Work to do:
Write out, exactly as they appear, only the lines running from the line with "What does this" to the final line of the listing; include both.
━━━━━━━━
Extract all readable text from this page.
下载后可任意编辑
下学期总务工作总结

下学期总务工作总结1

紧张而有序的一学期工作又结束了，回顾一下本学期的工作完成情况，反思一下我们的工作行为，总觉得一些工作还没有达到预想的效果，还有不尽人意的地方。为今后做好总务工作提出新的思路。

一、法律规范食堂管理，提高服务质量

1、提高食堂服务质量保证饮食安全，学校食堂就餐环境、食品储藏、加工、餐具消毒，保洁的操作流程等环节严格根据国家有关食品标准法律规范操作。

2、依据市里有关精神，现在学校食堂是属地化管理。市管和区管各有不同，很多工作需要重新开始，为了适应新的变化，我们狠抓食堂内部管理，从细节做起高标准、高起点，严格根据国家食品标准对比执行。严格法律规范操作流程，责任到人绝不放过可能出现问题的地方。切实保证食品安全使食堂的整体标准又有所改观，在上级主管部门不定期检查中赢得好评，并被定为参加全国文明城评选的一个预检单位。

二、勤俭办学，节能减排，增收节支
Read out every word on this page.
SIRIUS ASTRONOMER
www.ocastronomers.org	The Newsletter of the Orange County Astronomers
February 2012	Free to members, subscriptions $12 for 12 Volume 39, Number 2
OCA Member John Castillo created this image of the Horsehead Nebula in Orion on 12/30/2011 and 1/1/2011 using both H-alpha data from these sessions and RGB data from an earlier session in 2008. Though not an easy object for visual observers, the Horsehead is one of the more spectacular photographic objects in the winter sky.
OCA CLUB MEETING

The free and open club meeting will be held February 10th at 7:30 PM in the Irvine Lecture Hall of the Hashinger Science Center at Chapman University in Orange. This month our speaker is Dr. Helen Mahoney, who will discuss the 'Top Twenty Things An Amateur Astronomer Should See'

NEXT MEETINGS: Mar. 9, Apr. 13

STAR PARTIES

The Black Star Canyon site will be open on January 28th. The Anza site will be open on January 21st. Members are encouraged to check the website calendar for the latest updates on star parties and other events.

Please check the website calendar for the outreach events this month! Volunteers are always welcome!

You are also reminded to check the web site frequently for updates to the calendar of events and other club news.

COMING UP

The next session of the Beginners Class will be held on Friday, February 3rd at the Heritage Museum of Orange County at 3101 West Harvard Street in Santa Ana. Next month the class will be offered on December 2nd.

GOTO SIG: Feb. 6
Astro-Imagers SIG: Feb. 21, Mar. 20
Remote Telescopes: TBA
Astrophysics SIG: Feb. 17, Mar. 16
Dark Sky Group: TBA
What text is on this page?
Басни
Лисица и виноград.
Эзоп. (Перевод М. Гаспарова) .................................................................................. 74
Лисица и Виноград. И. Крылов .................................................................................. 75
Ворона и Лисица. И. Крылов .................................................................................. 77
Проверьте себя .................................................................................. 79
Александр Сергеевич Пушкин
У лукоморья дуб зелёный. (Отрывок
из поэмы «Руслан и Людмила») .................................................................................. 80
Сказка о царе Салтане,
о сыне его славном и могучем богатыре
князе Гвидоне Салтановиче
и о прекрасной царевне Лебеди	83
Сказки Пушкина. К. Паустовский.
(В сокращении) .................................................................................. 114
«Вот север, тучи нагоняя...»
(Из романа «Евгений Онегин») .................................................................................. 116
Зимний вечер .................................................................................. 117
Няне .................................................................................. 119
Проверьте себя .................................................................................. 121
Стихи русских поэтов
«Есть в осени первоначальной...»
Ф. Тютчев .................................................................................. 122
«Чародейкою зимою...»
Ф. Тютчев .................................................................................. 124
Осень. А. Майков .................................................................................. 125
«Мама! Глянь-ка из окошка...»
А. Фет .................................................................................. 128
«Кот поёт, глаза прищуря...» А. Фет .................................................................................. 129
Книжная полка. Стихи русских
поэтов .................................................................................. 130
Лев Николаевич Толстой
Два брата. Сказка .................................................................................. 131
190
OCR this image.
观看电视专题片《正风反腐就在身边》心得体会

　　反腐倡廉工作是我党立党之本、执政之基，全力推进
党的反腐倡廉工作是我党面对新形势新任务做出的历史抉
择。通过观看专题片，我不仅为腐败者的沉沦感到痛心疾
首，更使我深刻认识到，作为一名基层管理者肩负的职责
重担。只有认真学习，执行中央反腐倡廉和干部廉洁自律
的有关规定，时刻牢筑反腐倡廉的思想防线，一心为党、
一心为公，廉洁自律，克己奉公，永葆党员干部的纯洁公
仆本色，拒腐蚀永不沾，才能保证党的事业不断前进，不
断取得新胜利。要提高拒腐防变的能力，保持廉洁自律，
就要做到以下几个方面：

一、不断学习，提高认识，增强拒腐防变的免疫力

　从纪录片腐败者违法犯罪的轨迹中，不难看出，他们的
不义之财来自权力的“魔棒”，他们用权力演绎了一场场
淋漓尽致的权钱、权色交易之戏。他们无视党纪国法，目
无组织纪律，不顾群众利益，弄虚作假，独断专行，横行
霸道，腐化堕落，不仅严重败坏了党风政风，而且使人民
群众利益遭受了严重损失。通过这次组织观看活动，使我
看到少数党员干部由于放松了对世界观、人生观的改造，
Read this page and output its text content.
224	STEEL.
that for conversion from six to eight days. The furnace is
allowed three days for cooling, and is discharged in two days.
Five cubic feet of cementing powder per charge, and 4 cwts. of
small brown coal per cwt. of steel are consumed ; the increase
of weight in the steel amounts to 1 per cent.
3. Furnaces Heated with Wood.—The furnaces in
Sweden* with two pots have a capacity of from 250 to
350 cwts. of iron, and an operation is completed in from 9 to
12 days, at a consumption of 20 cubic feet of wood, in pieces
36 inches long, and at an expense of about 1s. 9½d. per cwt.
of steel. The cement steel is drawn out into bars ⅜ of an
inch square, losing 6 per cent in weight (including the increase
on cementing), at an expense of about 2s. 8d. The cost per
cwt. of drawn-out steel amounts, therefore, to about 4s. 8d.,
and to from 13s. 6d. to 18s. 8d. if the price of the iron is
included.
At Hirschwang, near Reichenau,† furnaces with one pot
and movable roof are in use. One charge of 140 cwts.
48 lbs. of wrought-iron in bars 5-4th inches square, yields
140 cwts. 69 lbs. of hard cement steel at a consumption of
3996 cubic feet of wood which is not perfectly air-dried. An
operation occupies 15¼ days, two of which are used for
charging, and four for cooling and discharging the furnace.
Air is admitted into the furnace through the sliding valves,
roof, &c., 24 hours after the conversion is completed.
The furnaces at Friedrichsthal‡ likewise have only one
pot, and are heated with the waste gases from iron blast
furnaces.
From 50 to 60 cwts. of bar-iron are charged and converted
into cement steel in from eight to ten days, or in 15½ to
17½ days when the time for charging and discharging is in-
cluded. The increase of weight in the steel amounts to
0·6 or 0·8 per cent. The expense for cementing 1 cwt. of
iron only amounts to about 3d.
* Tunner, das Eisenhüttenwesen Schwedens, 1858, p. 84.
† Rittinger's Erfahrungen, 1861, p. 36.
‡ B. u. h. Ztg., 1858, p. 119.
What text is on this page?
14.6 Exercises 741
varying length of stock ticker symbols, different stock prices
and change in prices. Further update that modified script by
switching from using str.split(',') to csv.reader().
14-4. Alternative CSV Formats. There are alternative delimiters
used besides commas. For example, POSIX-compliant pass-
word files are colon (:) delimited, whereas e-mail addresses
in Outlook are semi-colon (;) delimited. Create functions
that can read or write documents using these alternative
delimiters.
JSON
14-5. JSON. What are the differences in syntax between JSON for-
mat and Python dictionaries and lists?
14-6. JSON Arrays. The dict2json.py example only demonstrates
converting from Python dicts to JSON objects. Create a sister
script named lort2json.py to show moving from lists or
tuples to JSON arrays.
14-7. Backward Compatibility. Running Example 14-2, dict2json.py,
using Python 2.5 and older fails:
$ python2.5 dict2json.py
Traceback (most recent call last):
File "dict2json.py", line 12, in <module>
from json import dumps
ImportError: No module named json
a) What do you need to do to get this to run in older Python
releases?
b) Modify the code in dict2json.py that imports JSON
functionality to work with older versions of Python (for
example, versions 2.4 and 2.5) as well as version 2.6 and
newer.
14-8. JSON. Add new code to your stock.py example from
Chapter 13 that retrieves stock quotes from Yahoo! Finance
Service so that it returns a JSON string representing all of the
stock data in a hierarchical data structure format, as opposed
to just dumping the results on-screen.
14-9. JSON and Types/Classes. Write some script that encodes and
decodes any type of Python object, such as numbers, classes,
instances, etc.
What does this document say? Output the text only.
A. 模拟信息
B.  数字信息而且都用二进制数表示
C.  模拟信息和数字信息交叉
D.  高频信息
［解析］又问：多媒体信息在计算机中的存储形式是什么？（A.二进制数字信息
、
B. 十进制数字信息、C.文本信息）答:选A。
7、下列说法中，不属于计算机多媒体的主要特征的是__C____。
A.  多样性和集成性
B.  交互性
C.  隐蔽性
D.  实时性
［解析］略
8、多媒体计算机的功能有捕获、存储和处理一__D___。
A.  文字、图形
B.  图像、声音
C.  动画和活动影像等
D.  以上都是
━━━━━━━━
The solution:
What does this document say? Output the text only.
A. 模拟信息
B.  数字信息而且都用二进制数表示
C.  模拟信息和数字信息交叉
D.  高频信息
［解析］又问：多媒体信息在计算机中的存储形式是什么？（A.二进制数字信息
、
B. 十进制数字信息、C.文本信息）答:选A。
7、下列说法中，不属于计算机多媒体的主要特征的是__C____。
A.  多样性和集成性
B.  交互性
C.  隐蔽性
D.  实时性
［解析］略
8、多媒体计算机的功能有捕获、存储和处理一__D___。
A.  文字、图形
B.  图像、声音
C.  动画和活动影像等
D.  以上都是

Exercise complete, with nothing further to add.